Copy the North Carolina power outage article from "A massive wave" to "in Moore County.", swapping "vandalization" for "damage".

TEXT SECTION
● ● ● ●

What we know so far about North Carolina power outage

Crime

Days after what officials called a targeted attack on power substations in North Carolina, NewsNation has exclusively obtained a recent federal law enforcement memo that warned of something strikingly similar. (Getty Images)

(NewsNation) — Deputies say a Wednesday incident involving gunfire near a South Carolina energy facility was neither intentional nor related to similar reports in North Carolina.

No one was injured in the shooting incident that happened on Wednesday near a Duke Energy Wateree Hydro Station, according to the Kershaw County Sheriff’s Office in South Carolina. Although it didn’t result in any power outages, deputies are investigating the situation alongside state police and the FBI in light of recent reports elsewhere, according to a Sheriff’s Department Facebook post.

“We currently have no evidence leading us to believe this incident involves any type of attack on the Duke Energy Hydro Station,” Kershaw County Sheriff Lee Boan said. “The shooting appears to be a random act and the only connection between the shooting and the hydro station is their proximity.”

A massive wave of power outages in North Carolina began at about 7 p.m. on Saturday after what police at the time characterized as vandalization at multiple power substations in Moore County.

The outage left about 38,000 homes and businesses without power over the weekend. Moore County is home to about 47,000 customers of the affected utility provider, Duke Energy.

At a Sunday news conference, Moore Count Sheriff Ronnie Fields said that authorities have not determined a motive. He said someone pulled up and “opened fire on the substation, the same thing with the other one.” Gates appeared to be breached at both sites and the incidents are under criminal investigation, the sheriff said.

As they worked to restore power, officials announced a state of emergency that included a curfew from 9 p.m. Sunday to 5 a.m. Monday and closed schools throughout the county Monday.

Power in the area has since been restored.

The recent outages resurfaced information about several earlier incidents in other states. As of Friday, law enforcement has not said any of the events are related.

NewsNation obtained federal documents that referenced at least six other “intrusions” at Duke Energy substations in Florida dating back to September.

● ● ● ●

DATA FOR REVIEW
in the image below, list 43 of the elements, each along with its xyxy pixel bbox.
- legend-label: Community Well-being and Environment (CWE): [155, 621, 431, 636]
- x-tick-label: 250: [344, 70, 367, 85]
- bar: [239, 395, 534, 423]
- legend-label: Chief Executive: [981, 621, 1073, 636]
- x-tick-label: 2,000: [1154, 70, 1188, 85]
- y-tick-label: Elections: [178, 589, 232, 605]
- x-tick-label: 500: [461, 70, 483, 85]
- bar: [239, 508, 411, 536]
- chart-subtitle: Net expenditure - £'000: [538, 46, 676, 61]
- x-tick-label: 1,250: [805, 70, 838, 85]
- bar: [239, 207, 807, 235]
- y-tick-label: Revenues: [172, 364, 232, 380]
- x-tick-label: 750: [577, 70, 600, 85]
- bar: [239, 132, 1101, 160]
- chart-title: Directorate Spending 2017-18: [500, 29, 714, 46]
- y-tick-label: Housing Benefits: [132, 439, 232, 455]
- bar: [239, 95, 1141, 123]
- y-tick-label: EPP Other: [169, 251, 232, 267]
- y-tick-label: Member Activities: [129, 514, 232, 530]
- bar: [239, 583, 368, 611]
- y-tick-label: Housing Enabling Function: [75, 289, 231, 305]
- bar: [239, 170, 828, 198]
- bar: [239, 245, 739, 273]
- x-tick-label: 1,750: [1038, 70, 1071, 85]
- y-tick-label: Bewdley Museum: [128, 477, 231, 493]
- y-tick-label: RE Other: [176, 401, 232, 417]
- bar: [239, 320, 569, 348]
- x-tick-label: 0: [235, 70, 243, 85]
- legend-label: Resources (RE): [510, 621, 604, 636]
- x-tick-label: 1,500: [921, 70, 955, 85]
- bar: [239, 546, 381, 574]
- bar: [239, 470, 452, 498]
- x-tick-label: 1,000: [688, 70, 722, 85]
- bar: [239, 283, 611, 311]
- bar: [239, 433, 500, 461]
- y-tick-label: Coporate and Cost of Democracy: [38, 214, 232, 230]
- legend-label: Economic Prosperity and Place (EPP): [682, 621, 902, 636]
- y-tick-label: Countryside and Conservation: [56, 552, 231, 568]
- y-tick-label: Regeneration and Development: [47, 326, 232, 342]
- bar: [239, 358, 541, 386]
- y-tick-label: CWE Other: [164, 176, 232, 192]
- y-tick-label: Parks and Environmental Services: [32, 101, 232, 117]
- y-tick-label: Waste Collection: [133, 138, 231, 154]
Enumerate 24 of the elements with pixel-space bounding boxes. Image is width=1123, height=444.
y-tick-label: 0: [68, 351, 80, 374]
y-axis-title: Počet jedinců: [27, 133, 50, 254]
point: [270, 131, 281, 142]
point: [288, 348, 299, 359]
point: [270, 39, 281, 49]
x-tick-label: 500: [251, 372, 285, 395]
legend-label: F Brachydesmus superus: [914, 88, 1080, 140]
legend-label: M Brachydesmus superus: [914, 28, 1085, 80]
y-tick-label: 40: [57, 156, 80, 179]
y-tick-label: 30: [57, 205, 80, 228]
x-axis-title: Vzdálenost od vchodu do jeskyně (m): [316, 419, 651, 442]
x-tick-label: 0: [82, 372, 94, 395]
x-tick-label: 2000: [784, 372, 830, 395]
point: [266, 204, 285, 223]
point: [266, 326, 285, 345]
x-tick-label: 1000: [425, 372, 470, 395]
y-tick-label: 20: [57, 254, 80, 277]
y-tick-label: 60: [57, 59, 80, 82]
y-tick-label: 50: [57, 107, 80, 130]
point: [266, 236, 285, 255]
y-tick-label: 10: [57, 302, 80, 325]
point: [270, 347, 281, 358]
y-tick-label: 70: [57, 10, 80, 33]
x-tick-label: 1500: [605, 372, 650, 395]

● ● ● ●

ANSWER SPACE
A massive wave of power outages in North Carolina began at about 7 p.m. on Saturday after what police at the time characterized as damage at multiple power substations in Moore County.